→ **Exercise aim**: Copy out every line that contains the word "使用下面的".

→ **Stored data**:
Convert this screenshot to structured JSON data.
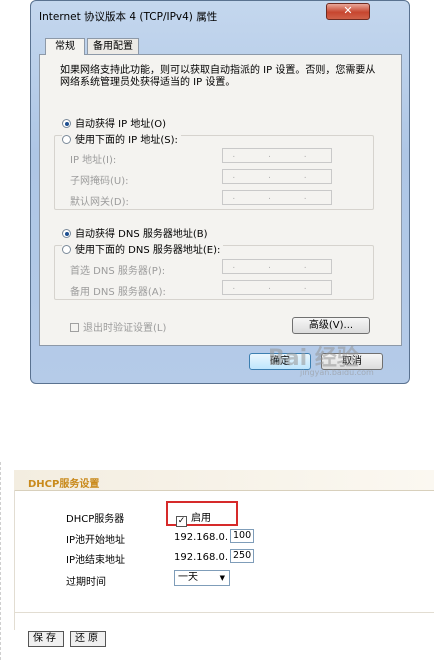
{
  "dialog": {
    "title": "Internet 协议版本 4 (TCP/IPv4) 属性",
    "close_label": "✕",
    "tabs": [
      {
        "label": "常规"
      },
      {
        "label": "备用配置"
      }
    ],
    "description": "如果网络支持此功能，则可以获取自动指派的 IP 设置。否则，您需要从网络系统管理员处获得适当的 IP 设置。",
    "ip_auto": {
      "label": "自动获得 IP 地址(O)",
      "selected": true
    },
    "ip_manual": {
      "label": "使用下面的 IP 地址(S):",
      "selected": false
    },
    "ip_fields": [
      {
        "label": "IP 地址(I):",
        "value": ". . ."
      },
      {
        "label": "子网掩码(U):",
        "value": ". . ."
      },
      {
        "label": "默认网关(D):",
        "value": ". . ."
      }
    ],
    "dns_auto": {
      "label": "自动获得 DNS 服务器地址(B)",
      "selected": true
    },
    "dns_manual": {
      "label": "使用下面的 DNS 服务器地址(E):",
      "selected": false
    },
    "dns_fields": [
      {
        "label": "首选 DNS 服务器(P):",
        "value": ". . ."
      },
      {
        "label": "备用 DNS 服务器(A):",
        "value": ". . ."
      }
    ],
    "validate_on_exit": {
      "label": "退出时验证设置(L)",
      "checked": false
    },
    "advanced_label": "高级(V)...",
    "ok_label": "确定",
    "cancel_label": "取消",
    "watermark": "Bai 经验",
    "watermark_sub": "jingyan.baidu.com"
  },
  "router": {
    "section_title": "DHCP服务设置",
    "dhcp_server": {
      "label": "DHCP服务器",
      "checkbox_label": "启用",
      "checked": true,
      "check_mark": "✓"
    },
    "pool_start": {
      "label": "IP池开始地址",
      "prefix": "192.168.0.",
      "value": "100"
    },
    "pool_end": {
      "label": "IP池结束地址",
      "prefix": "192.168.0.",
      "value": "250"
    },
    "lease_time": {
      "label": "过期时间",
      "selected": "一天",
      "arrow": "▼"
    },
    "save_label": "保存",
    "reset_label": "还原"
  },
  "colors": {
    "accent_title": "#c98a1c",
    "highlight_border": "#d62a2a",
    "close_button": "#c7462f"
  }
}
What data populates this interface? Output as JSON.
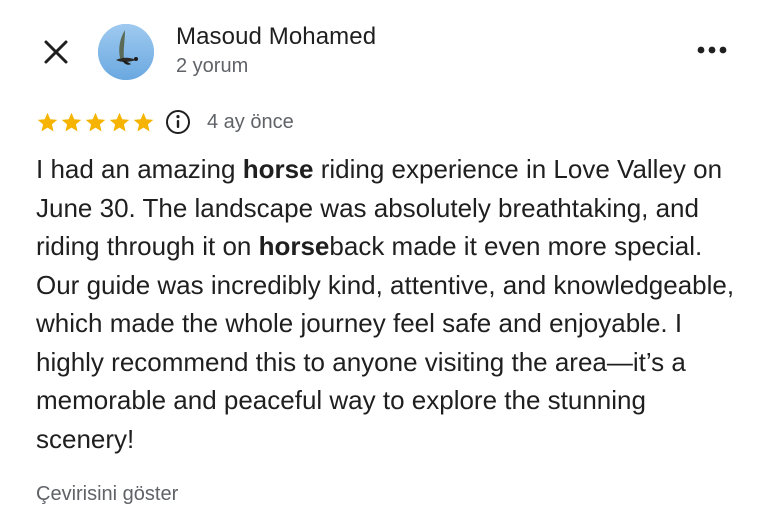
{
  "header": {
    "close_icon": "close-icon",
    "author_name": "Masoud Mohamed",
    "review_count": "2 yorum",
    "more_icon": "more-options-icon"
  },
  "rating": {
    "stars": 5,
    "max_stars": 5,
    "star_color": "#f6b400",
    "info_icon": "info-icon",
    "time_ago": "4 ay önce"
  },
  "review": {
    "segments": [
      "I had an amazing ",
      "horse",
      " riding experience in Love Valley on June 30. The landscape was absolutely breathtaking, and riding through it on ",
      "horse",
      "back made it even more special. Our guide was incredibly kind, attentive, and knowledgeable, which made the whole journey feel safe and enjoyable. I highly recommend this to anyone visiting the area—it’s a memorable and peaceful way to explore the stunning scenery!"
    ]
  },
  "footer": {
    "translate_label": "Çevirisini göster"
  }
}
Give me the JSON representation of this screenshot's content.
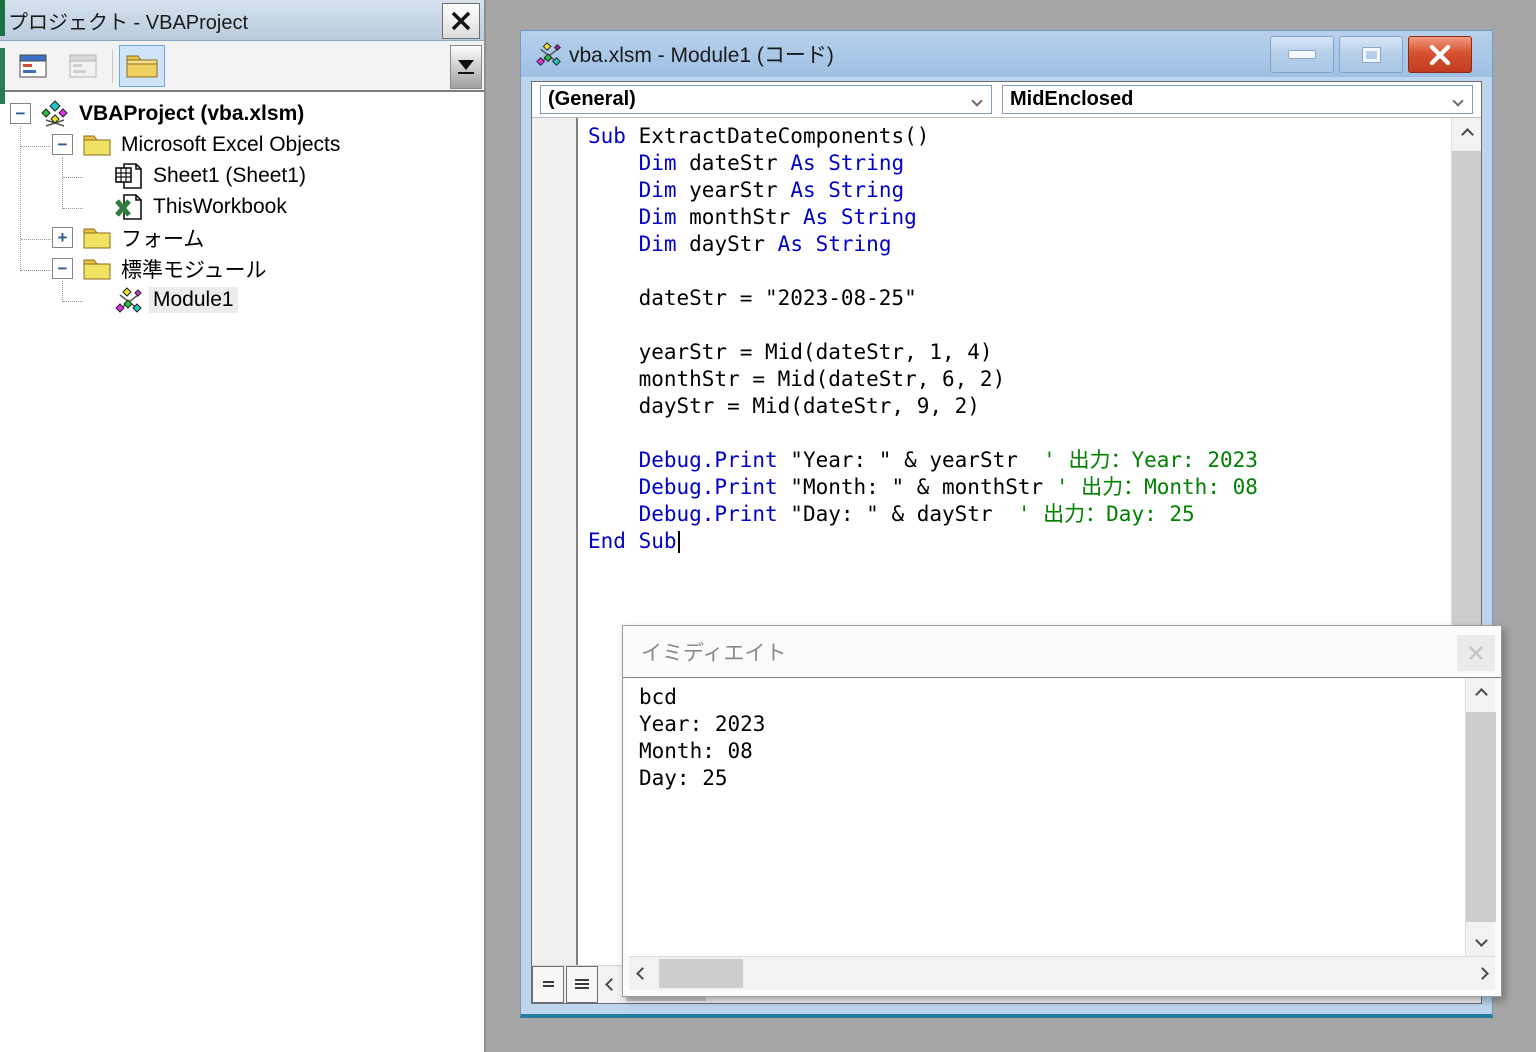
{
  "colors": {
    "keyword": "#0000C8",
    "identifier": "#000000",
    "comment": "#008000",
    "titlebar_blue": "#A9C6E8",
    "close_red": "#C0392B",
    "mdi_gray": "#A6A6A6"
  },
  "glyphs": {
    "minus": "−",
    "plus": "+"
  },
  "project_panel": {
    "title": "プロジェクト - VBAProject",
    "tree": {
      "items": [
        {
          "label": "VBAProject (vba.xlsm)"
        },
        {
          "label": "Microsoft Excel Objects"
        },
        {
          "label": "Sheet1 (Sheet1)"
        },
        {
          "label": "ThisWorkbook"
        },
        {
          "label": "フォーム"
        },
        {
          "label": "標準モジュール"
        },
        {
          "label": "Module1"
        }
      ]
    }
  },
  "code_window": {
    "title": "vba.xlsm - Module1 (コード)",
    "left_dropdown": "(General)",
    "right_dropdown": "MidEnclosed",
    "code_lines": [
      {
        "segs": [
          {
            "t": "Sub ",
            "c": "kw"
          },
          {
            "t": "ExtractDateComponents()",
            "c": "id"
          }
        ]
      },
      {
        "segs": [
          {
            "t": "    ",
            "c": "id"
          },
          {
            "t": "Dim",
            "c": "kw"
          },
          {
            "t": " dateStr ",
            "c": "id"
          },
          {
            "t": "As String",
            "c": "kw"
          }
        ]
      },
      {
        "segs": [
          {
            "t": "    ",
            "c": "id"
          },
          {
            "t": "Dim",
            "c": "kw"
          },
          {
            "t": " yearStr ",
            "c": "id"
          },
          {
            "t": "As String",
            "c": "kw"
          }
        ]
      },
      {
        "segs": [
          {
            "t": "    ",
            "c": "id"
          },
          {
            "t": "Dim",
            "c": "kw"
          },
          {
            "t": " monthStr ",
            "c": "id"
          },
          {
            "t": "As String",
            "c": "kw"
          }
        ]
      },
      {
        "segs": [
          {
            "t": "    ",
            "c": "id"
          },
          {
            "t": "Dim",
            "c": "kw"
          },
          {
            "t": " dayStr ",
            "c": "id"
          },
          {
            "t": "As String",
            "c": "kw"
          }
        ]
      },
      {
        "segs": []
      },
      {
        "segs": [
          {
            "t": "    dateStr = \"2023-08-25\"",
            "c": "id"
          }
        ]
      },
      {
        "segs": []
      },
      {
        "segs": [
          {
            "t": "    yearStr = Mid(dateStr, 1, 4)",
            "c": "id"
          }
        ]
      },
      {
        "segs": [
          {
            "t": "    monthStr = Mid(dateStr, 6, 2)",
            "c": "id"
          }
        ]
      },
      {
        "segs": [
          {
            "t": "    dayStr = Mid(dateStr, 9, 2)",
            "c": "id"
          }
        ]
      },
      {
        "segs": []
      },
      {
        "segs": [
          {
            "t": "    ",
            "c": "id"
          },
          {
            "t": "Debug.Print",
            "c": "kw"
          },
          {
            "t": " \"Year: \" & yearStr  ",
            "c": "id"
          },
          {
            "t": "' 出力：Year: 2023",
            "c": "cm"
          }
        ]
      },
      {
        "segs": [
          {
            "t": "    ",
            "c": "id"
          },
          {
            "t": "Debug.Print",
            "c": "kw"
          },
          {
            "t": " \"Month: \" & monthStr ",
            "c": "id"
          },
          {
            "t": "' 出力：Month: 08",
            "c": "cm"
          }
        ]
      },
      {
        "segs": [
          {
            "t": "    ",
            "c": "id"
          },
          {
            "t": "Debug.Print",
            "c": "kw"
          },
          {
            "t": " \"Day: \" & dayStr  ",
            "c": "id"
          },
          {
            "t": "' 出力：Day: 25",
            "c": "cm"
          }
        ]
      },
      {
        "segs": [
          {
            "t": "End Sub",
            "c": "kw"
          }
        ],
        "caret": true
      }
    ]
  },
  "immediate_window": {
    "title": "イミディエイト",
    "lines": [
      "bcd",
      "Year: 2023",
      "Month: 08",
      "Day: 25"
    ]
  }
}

→ **Completed task**:
      "label": "使用下面的 IP 地址(S):",
      "label": "使用下面的 DNS 服务器地址(E):",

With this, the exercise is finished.